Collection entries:
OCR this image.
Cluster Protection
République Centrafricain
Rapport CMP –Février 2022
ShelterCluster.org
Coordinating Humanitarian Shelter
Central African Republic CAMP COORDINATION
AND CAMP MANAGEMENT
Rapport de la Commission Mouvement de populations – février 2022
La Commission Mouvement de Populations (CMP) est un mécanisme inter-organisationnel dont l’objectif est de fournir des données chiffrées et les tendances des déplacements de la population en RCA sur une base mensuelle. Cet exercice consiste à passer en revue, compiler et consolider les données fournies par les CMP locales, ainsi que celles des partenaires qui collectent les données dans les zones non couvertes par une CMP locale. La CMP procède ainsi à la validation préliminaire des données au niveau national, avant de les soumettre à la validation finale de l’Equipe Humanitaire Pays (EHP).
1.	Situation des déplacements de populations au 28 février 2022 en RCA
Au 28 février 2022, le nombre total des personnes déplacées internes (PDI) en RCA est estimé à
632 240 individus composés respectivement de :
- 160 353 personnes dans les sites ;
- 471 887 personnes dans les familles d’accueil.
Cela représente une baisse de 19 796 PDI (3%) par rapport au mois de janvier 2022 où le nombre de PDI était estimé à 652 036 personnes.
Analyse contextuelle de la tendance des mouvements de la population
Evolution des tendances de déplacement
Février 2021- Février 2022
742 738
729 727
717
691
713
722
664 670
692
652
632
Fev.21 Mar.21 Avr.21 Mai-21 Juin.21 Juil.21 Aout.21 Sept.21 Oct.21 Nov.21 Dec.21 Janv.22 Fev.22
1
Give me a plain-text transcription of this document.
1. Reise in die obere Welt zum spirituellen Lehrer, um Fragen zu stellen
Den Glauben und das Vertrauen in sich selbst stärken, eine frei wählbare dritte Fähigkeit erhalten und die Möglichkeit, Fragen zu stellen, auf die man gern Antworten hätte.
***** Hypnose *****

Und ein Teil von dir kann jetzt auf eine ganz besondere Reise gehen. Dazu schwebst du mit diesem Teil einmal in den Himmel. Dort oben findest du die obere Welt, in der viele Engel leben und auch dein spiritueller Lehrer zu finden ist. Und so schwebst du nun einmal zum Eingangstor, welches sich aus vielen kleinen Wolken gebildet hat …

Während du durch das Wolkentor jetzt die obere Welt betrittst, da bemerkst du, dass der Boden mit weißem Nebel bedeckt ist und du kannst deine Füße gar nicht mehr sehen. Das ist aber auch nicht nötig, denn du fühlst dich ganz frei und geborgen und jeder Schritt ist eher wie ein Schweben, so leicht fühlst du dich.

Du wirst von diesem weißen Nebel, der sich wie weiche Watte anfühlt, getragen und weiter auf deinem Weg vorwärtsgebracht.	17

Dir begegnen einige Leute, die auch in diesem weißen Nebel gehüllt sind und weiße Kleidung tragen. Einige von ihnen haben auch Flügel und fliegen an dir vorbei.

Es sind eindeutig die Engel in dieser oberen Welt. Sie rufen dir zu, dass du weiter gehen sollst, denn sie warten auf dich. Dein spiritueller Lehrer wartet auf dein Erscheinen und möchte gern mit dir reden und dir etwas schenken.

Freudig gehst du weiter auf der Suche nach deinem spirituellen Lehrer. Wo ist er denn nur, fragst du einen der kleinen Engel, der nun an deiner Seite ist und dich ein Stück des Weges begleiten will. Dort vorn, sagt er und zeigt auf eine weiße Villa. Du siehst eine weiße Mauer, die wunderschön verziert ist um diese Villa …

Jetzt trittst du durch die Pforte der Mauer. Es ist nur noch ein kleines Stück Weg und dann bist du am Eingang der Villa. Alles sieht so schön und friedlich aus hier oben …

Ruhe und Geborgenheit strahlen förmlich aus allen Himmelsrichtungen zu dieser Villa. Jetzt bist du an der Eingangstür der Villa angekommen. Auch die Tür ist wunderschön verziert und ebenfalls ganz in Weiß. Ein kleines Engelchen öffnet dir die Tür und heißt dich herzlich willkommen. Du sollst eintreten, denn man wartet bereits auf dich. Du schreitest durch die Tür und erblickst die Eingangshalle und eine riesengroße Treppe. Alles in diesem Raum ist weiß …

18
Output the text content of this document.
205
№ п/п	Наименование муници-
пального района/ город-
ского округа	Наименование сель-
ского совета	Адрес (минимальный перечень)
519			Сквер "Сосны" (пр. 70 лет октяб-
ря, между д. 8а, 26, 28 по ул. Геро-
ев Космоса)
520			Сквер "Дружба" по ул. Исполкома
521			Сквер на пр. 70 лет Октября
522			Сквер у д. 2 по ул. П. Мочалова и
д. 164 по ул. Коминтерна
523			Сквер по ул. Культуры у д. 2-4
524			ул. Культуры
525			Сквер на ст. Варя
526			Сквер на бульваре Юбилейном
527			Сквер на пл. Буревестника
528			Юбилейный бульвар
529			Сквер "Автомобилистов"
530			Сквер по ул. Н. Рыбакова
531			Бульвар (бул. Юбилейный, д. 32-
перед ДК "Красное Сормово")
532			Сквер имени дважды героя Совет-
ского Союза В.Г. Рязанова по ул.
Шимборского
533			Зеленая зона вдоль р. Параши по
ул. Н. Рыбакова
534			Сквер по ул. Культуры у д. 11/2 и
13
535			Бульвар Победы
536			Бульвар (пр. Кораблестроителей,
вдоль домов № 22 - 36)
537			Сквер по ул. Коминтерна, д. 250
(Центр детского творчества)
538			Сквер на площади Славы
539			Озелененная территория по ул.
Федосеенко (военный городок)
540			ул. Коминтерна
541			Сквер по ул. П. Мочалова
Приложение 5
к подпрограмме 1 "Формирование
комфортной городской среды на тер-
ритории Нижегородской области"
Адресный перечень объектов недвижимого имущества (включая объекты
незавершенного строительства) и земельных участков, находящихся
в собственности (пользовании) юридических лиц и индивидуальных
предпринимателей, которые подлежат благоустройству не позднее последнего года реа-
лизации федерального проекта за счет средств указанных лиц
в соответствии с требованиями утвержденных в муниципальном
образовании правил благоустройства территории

Exercise instructions:
Quote every record above exactly.

Answer in full:
OCR this image.
Cluster Protection
République Centrafricain
Rapport CMP –Février 2022
ShelterCluster.org
Coordinating Humanitarian Shelter
Central African Republic CAMP COORDINATION
AND CAMP MANAGEMENT
Rapport de la Commission Mouvement de populations – février 2022
La Commission Mouvement de Populations (CMP) est un mécanisme inter-organisationnel dont l’objectif est de fournir des données chiffrées et les tendances des déplacements de la population en RCA sur une base mensuelle. Cet exercice consiste à passer en revue, compiler et consolider les données fournies par les CMP locales, ainsi que celles des partenaires qui collectent les données dans les zones non couvertes par une CMP locale. La CMP procède ainsi à la validation préliminaire des données au niveau national, avant de les soumettre à la validation finale de l’Equipe Humanitaire Pays (EHP).
1.	Situation des déplacements de populations au 28 février 2022 en RCA
Au 28 février 2022, le nombre total des personnes déplacées internes (PDI) en RCA est estimé à
632 240 individus composés respectivement de :
- 160 353 personnes dans les sites ;
- 471 887 personnes dans les familles d’accueil.
Cela représente une baisse de 19 796 PDI (3%) par rapport au mois de janvier 2022 où le nombre de PDI était estimé à 652 036 personnes.
Analyse contextuelle de la tendance des mouvements de la population
Evolution des tendances de déplacement
Février 2021- Février 2022
742 738
729 727
717
691
713
722
664 670
692
652
632
Fev.21 Mar.21 Avr.21 Mai-21 Juin.21 Juil.21 Aout.21 Sept.21 Oct.21 Nov.21 Dec.21 Janv.22 Fev.22
1
Give me a plain-text transcription of this document.
1. Reise in die obere Welt zum spirituellen Lehrer, um Fragen zu stellen
Den Glauben und das Vertrauen in sich selbst stärken, eine frei wählbare dritte Fähigkeit erhalten und die Möglichkeit, Fragen zu stellen, auf die man gern Antworten hätte.
***** Hypnose *****

Und ein Teil von dir kann jetzt auf eine ganz besondere Reise gehen. Dazu schwebst du mit diesem Teil einmal in den Himmel. Dort oben findest du die obere Welt, in der viele Engel leben und auch dein spiritueller Lehrer zu finden ist. Und so schwebst du nun einmal zum Eingangstor, welches sich aus vielen kleinen Wolken gebildet hat …

Während du durch das Wolkentor jetzt die obere Welt betrittst, da bemerkst du, dass der Boden mit weißem Nebel bedeckt ist und du kannst deine Füße gar nicht mehr sehen. Das ist aber auch nicht nötig, denn du fühlst dich ganz frei und geborgen und jeder Schritt ist eher wie ein Schweben, so leicht fühlst du dich.

Du wirst von diesem weißen Nebel, der sich wie weiche Watte anfühlt, getragen und weiter auf deinem Weg vorwärtsgebracht.	17

Dir begegnen einige Leute, die auch in diesem weißen Nebel gehüllt sind und weiße Kleidung tragen. Einige von ihnen haben auch Flügel und fliegen an dir vorbei.

Es sind eindeutig die Engel in dieser oberen Welt. Sie rufen dir zu, dass du weiter gehen sollst, denn sie warten auf dich. Dein spiritueller Lehrer wartet auf dein Erscheinen und möchte gern mit dir reden und dir etwas schenken.

Freudig gehst du weiter auf der Suche nach deinem spirituellen Lehrer. Wo ist er denn nur, fragst du einen der kleinen Engel, der nun an deiner Seite ist und dich ein Stück des Weges begleiten will. Dort vorn, sagt er und zeigt auf eine weiße Villa. Du siehst eine weiße Mauer, die wunderschön verziert ist um diese Villa …

Jetzt trittst du durch die Pforte der Mauer. Es ist nur noch ein kleines Stück Weg und dann bist du am Eingang der Villa. Alles sieht so schön und friedlich aus hier oben …

Ruhe und Geborgenheit strahlen förmlich aus allen Himmelsrichtungen zu dieser Villa. Jetzt bist du an der Eingangstür der Villa angekommen. Auch die Tür ist wunderschön verziert und ebenfalls ganz in Weiß. Ein kleines Engelchen öffnet dir die Tür und heißt dich herzlich willkommen. Du sollst eintreten, denn man wartet bereits auf dich. Du schreitest durch die Tür und erblickst die Eingangshalle und eine riesengroße Treppe. Alles in diesem Raum ist weiß …

18
Output the text content of this document.
205
№ п/п	Наименование муници-
пального района/ город-
ского округа	Наименование сель-
ского совета	Адрес (минимальный перечень)
519			Сквер "Сосны" (пр. 70 лет октяб-
ря, между д. 8а, 26, 28 по ул. Геро-
ев Космоса)
520			Сквер "Дружба" по ул. Исполкома
521			Сквер на пр. 70 лет Октября
522			Сквер у д. 2 по ул. П. Мочалова и
д. 164 по ул. Коминтерна
523			Сквер по ул. Культуры у д. 2-4
524			ул. Культуры
525			Сквер на ст. Варя
526			Сквер на бульваре Юбилейном
527			Сквер на пл. Буревестника
528			Юбилейный бульвар
529			Сквер "Автомобилистов"
530			Сквер по ул. Н. Рыбакова
531			Бульвар (бул. Юбилейный, д. 32-
перед ДК "Красное Сормово")
532			Сквер имени дважды героя Совет-
ского Союза В.Г. Рязанова по ул.
Шимборского
533			Зеленая зона вдоль р. Параши по
ул. Н. Рыбакова
534			Сквер по ул. Культуры у д. 11/2 и
13
535			Бульвар Победы
536			Бульвар (пр. Кораблестроителей,
вдоль домов № 22 - 36)
537			Сквер по ул. Коминтерна, д. 250
(Центр детского творчества)
538			Сквер на площади Славы
539			Озелененная территория по ул.
Федосеенко (военный городок)
540			ул. Коминтерна
541			Сквер по ул. П. Мочалова
Приложение 5
к подпрограмме 1 "Формирование
комфортной городской среды на тер-
ритории Нижегородской области"
Адресный перечень объектов недвижимого имущества (включая объекты
незавершенного строительства) и земельных участков, находящихся
в собственности (пользовании) юридических лиц и индивидуальных
предпринимателей, которые подлежат благоустройству не позднее последнего года реа-
лизации федерального проекта за счет средств указанных лиц
в соответствии с требованиями утвержденных в муниципальном
образовании правил благоустройства территории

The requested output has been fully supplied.